CHALLENGE: Pull every line that holds the word "Dangerous" from the entries.

>> Start INPUT

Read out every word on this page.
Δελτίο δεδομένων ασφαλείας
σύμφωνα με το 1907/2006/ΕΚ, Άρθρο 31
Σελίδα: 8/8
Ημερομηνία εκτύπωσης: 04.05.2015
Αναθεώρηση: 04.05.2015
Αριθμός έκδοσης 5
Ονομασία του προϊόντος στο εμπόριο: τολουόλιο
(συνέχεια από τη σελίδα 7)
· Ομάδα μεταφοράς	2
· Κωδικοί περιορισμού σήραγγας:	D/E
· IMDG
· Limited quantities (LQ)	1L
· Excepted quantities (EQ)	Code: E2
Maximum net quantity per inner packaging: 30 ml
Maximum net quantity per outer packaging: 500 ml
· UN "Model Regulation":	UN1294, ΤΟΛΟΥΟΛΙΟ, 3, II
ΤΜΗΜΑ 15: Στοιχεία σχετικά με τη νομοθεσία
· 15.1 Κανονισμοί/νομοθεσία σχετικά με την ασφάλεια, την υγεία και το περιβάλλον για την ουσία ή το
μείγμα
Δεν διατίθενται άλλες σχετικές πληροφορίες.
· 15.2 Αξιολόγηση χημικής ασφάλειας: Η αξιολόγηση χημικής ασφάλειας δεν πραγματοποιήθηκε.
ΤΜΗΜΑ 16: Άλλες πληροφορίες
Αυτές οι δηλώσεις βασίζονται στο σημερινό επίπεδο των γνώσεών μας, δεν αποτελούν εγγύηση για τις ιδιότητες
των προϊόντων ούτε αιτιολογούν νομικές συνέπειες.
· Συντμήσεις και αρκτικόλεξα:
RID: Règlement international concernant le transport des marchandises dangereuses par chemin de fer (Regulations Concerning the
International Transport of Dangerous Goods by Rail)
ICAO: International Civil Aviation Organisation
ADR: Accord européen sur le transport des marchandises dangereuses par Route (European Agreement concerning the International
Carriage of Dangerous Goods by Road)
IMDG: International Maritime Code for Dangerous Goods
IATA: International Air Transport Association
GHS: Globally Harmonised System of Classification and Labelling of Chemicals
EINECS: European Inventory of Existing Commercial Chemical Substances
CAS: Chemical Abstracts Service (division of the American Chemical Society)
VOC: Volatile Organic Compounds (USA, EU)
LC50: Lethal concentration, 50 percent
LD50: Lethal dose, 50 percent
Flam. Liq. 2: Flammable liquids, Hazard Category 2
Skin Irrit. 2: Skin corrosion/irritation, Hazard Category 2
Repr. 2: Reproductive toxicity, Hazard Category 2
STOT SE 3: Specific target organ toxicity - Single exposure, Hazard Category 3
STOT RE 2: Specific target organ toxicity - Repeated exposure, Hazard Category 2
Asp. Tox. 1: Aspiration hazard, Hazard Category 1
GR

>> End INPUT
>> Start INPUT

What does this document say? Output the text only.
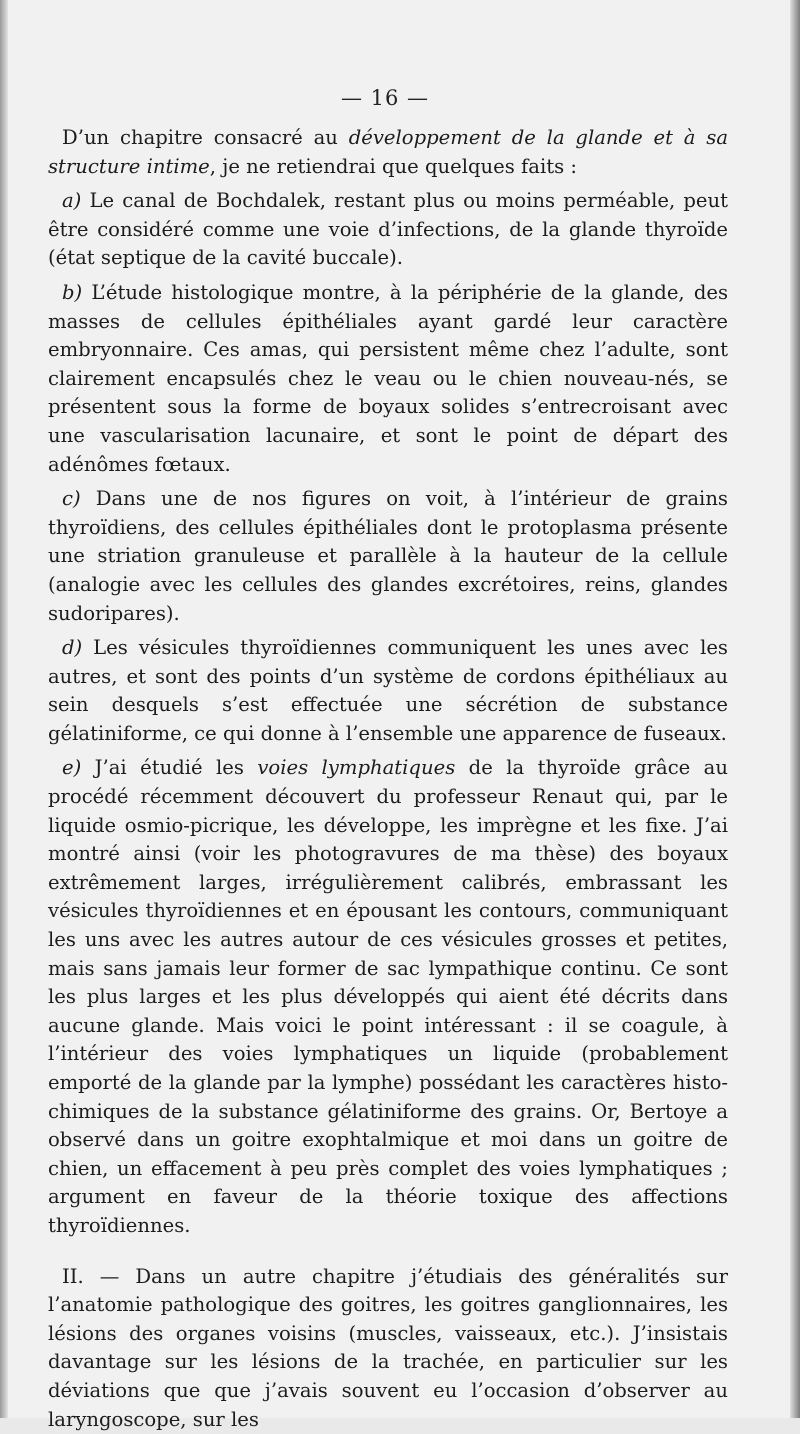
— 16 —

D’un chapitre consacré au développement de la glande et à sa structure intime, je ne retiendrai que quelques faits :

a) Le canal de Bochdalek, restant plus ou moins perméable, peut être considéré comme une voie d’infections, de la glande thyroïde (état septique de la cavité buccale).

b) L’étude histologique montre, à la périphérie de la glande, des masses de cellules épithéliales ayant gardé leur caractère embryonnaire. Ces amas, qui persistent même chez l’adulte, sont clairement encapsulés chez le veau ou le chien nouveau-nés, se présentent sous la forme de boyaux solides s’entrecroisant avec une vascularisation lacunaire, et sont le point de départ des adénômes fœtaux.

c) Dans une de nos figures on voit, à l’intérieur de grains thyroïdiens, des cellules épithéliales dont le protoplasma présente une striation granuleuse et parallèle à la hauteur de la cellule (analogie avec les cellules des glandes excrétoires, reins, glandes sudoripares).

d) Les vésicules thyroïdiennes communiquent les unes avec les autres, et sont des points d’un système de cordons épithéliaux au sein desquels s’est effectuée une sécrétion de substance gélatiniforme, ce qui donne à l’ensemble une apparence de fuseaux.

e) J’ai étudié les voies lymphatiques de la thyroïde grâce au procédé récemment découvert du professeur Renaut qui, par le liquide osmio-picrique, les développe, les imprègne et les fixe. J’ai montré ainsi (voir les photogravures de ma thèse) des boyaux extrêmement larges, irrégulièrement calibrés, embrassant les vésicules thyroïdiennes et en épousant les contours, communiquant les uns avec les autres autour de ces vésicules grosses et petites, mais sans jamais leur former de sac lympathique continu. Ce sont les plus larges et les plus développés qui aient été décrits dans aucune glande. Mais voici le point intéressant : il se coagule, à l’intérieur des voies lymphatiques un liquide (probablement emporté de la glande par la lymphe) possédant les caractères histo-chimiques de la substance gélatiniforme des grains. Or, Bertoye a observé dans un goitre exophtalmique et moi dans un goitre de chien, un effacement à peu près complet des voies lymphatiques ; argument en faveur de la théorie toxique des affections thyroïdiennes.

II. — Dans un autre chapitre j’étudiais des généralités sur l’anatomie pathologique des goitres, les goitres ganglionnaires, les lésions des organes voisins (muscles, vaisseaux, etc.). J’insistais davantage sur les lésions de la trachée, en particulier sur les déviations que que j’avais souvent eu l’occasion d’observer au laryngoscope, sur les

>> End INPUT

WRITTEN SOLUTION:
International Transport of Dangerous Goods by Rail)
Carriage of Dangerous Goods by Road)
IMDG: International Maritime Code for Dangerous Goods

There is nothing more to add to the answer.